◆ Goal
Could you extract every entry below and reproduce it exactly?

◆ Input material

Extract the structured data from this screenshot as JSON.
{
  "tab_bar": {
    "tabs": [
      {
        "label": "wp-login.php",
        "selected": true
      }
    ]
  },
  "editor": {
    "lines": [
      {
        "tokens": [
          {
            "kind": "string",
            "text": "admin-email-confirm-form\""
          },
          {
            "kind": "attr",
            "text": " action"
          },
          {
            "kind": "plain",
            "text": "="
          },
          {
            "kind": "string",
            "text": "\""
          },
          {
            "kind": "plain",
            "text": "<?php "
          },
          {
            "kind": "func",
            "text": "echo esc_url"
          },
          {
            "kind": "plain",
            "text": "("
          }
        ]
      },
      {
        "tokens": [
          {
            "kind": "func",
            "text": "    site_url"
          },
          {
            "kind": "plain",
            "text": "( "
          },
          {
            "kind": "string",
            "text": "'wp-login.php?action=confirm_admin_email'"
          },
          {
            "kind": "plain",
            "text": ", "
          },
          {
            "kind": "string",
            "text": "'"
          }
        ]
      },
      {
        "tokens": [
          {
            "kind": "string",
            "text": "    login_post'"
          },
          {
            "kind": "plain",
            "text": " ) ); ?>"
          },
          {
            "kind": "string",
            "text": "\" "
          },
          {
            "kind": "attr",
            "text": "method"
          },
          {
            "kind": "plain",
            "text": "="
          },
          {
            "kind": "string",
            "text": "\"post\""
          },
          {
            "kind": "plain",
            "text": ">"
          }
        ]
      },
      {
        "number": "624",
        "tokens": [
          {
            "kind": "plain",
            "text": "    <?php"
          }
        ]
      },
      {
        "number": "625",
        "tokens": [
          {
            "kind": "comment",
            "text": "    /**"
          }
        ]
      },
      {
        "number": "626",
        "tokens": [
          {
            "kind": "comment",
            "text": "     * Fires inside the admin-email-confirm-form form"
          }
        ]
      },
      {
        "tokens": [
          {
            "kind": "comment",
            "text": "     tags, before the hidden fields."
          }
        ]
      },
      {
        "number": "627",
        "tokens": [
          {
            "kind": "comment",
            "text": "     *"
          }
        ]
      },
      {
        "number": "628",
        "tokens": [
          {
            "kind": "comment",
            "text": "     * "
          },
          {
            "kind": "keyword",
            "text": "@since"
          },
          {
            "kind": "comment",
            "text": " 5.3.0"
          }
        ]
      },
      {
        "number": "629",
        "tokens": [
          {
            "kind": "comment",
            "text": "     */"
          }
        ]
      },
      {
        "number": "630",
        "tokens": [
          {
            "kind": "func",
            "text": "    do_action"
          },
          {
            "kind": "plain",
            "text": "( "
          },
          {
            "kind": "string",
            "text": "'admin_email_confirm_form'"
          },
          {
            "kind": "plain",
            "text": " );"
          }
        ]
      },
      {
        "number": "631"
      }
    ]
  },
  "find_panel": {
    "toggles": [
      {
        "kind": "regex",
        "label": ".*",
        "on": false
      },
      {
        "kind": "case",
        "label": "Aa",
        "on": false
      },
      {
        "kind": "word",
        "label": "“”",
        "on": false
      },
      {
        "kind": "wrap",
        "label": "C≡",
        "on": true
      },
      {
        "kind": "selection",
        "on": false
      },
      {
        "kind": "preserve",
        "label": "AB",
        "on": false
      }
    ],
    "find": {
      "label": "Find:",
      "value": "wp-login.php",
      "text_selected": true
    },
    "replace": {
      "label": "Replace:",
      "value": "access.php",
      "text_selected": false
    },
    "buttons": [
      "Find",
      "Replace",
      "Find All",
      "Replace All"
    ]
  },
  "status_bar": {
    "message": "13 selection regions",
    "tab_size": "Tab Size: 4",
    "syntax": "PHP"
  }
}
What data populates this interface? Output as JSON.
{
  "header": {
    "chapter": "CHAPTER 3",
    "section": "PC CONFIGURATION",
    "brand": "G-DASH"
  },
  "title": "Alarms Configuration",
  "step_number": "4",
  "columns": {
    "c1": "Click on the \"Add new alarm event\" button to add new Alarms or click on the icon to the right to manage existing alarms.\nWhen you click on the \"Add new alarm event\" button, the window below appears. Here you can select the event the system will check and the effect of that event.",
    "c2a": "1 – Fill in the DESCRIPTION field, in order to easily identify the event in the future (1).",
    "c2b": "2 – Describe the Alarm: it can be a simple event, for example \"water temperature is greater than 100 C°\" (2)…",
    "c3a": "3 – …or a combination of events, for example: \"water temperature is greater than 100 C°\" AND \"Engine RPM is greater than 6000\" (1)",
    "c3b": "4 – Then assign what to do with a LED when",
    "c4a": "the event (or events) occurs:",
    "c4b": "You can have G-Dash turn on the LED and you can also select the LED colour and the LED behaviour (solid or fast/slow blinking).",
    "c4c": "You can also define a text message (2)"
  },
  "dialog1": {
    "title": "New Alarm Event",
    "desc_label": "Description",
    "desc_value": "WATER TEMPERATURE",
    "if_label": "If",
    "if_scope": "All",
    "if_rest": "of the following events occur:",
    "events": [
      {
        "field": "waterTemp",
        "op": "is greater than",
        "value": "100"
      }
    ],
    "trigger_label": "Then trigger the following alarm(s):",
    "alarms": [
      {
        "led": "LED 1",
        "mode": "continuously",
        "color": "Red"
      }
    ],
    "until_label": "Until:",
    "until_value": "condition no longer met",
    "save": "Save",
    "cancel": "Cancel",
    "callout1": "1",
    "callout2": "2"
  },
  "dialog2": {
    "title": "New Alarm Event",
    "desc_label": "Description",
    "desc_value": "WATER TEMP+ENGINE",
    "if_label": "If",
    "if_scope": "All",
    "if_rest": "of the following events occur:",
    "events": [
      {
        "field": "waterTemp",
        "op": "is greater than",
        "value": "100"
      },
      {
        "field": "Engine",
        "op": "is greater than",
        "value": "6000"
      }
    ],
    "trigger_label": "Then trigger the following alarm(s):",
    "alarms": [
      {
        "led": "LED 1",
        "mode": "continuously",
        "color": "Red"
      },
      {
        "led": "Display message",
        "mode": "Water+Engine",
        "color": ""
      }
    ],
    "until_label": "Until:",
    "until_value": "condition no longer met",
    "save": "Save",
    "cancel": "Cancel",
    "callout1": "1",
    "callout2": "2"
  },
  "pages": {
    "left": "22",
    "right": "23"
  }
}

◆ Answer in full
Extract the structured data from this screenshot as JSON.
{
  "tab_bar": {
    "tabs": [
      {
        "label": "wp-login.php",
        "selected": true
      }
    ]
  },
  "editor": {
    "lines": [
      {
        "tokens": [
          {
            "kind": "string",
            "text": "admin-email-confirm-form\""
          },
          {
            "kind": "attr",
            "text": " action"
          },
          {
            "kind": "plain",
            "text": "="
          },
          {
            "kind": "string",
            "text": "\""
          },
          {
            "kind": "plain",
            "text": "<?php "
          },
          {
            "kind": "func",
            "text": "echo esc_url"
          },
          {
            "kind": "plain",
            "text": "("
          }
        ]
      },
      {
        "tokens": [
          {
            "kind": "func",
            "text": "    site_url"
          },
          {
            "kind": "plain",
            "text": "( "
          },
          {
            "kind": "string",
            "text": "'wp-login.php?action=confirm_admin_email'"
          },
          {
            "kind": "plain",
            "text": ", "
          },
          {
            "kind": "string",
            "text": "'"
          }
        ]
      },
      {
        "tokens": [
          {
            "kind": "string",
            "text": "    login_post'"
          },
          {
            "kind": "plain",
            "text": " ) ); ?>"
          },
          {
            "kind": "string",
            "text": "\" "
          },
          {
            "kind": "attr",
            "text": "method"
          },
          {
            "kind": "plain",
            "text": "="
          },
          {
            "kind": "string",
            "text": "\"post\""
          },
          {
            "kind": "plain",
            "text": ">"
          }
        ]
      },
      {
        "number": "624",
        "tokens": [
          {
            "kind": "plain",
            "text": "    <?php"
          }
        ]
      },
      {
        "number": "625",
        "tokens": [
          {
            "kind": "comment",
            "text": "    /**"
          }
        ]
      },
      {
        "number": "626",
        "tokens": [
          {
            "kind": "comment",
            "text": "     * Fires inside the admin-email-confirm-form form"
          }
        ]
      },
      {
        "tokens": [
          {
            "kind": "comment",
            "text": "     tags, before the hidden fields."
          }
        ]
      },
      {
        "number": "627",
        "tokens": [
          {
            "kind": "comment",
            "text": "     *"
          }
        ]
      },
      {
        "number": "628",
        "tokens": [
          {
            "kind": "comment",
            "text": "     * "
          },
          {
            "kind": "keyword",
            "text": "@since"
          },
          {
            "kind": "comment",
            "text": " 5.3.0"
          }
        ]
      },
      {
        "number": "629",
        "tokens": [
          {
            "kind": "comment",
            "text": "     */"
          }
        ]
      },
      {
        "number": "630",
        "tokens": [
          {
            "kind": "func",
            "text": "    do_action"
          },
          {
            "kind": "plain",
            "text": "( "
          },
          {
            "kind": "string",
            "text": "'admin_email_confirm_form'"
          },
          {
            "kind": "plain",
            "text": " );"
          }
        ]
      },
      {
        "number": "631"
      }
    ]
  },
  "find_panel": {
    "toggles": [
      {
        "kind": "regex",
        "label": ".*",
        "on": false
      },
      {
        "kind": "case",
        "label": "Aa",
        "on": false
      },
      {
        "kind": "word",
        "label": "“”",
        "on": false
      },
      {
        "kind": "wrap",
        "label": "C≡",
        "on": true
      },
      {
        "kind": "selection",
        "on": false
      },
      {
        "kind": "preserve",
        "label": "AB",
        "on": false
      }
    ],
    "find": {
      "label": "Find:",
      "value": "wp-login.php",
      "text_selected": true
    },
    "replace": {
      "label": "Replace:",
      "value": "access.php",
      "text_selected": false
    },
    "buttons": [
      "Find",
      "Replace",
      "Find All",
      "Replace All"
    ]
  },
  "status_bar": {
    "message": "13 selection regions",
    "tab_size": "Tab Size: 4",
    "syntax": "PHP"
  }
}
What data populates this interface? Output as JSON.
{
  "header": {
    "chapter": "CHAPTER 3",
    "section": "PC CONFIGURATION",
    "brand": "G-DASH"
  },
  "title": "Alarms Configuration",
  "step_number": "4",
  "columns": {
    "c1": "Click on the \"Add new alarm event\" button to add new Alarms or click on the icon to the right to manage existing alarms.\nWhen you click on the \"Add new alarm event\" button, the window below appears. Here you can select the event the system will check and the effect of that event.",
    "c2a": "1 – Fill in the DESCRIPTION field, in order to easily identify the event in the future (1).",
    "c2b": "2 – Describe the Alarm: it can be a simple event, for example \"water temperature is greater than 100 C°\" (2)…",
    "c3a": "3 – …or a combination of events, for example: \"water temperature is greater than 100 C°\" AND \"Engine RPM is greater than 6000\" (1)",
    "c3b": "4 – Then assign what to do with a LED when",
    "c4a": "the event (or events) occurs:",
    "c4b": "You can have G-Dash turn on the LED and you can also select the LED colour and the LED behaviour (solid or fast/slow blinking).",
    "c4c": "You can also define a text message (2)"
  },
  "dialog1": {
    "title": "New Alarm Event",
    "desc_label": "Description",
    "desc_value": "WATER TEMPERATURE",
    "if_label": "If",
    "if_scope": "All",
    "if_rest": "of the following events occur:",
    "events": [
      {
        "field": "waterTemp",
        "op": "is greater than",
        "value": "100"
      }
    ],
    "trigger_label": "Then trigger the following alarm(s):",
    "alarms": [
      {
        "led": "LED 1",
        "mode": "continuously",
        "color": "Red"
      }
    ],
    "until_label": "Until:",
    "until_value": "condition no longer met",
    "save": "Save",
    "cancel": "Cancel",
    "callout1": "1",
    "callout2": "2"
  },
  "dialog2": {
    "title": "New Alarm Event",
    "desc_label": "Description",
    "desc_value": "WATER TEMP+ENGINE",
    "if_label": "If",
    "if_scope": "All",
    "if_rest": "of the following events occur:",
    "events": [
      {
        "field": "waterTemp",
        "op": "is greater than",
        "value": "100"
      },
      {
        "field": "Engine",
        "op": "is greater than",
        "value": "6000"
      }
    ],
    "trigger_label": "Then trigger the following alarm(s):",
    "alarms": [
      {
        "led": "LED 1",
        "mode": "continuously",
        "color": "Red"
      },
      {
        "led": "Display message",
        "mode": "Water+Engine",
        "color": ""
      }
    ],
    "until_label": "Until:",
    "until_value": "condition no longer met",
    "save": "Save",
    "cancel": "Cancel",
    "callout1": "1",
    "callout2": "2"
  },
  "pages": {
    "left": "22",
    "right": "23"
  }
}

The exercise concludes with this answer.